Copy each line below that contains "text".

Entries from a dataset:

◇ ◇ ◇ ◇ ◇

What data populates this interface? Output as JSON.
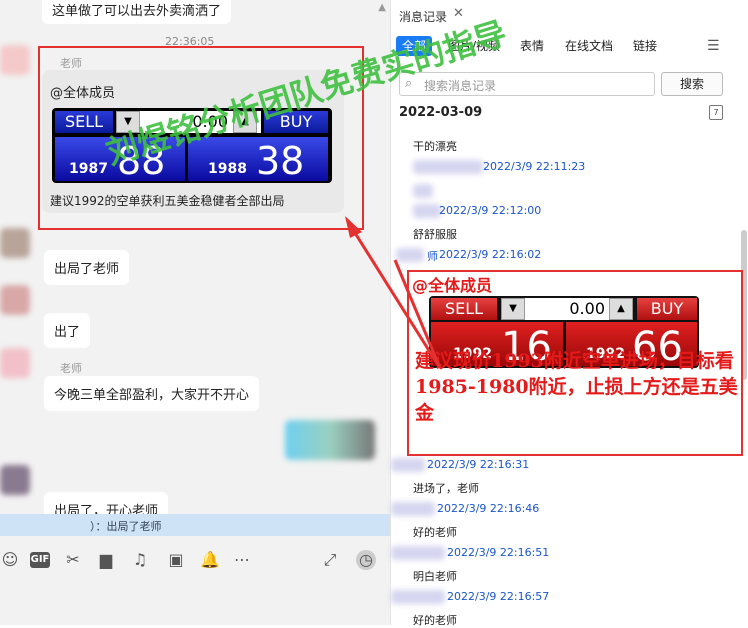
{
  "chat": {
    "top_message": "这单做了可以出去外卖滴洒了",
    "timestamp": "22:36:05",
    "sender_teacher": "老师",
    "card": {
      "title": "@全体成员",
      "sell_label": "SELL",
      "buy_label": "BUY",
      "mid_value": "0.00",
      "sell_small": "1987",
      "sell_big": "88",
      "buy_small": "1988",
      "buy_big": "38",
      "text": "建议1992的空单获利五美金稳健者全部出局"
    },
    "msg1": "出局了老师",
    "msg2": "出了",
    "msg3": "今晚三单全部盈利，大家开不开心",
    "msg4": "出局了，开心老师",
    "reply_preview": "）：出局了老师"
  },
  "panel": {
    "title": "消息记录",
    "tabs": [
      "全部",
      "图片/视频",
      "表情",
      "在线文档",
      "链接"
    ],
    "search_placeholder": "搜索消息记录",
    "search_button": "搜索",
    "date": "2022-03-09",
    "calendar_day": "7",
    "entries": [
      {
        "text": "干的漂亮",
        "time": "2022/3/9 22:11:23"
      },
      {
        "text": "",
        "time": "2022/3/9 22:12:00"
      },
      {
        "text": "舒舒服服",
        "time": "2022/3/9 22:16:02"
      },
      {
        "text": "进场了，老师",
        "time": "2022/3/9 22:16:31"
      },
      {
        "text": "好的老师",
        "time": "2022/3/9 22:16:46"
      },
      {
        "text": "明白老师",
        "time": "2022/3/9 22:16:51"
      },
      {
        "text": "好的老师",
        "time": "2022/3/9 22:16:57"
      }
    ],
    "teacher_suffix": "师"
  },
  "annotation": {
    "head": "@全体成员",
    "sell_label": "SELL",
    "buy_label": "BUY",
    "mid_value": "0.00",
    "sell_small": "1992",
    "sell_big": "16",
    "buy_small": "1992",
    "buy_big": "66",
    "text": "建议现价1993附近空单进场，目标看1985-1980附近，止损上方还是五美金"
  },
  "watermark": "刘煜铭分析团队免费实的指导"
}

◇ ◇ ◇ ◇ ◇

**FINAL RESULT**
      "text": "建议1992的空单获利五美金稳健者全部出局"
        "text": "干的漂亮",
        "text": "",
        "text": "舒舒服服",
        "text": "进场了，老师",
        "text": "好的老师",
        "text": "明白老师",
        "text": "好的老师",
    "text": "建议现价1993附近空单进场，目标看1985-1980附近，止损上方还是五美金"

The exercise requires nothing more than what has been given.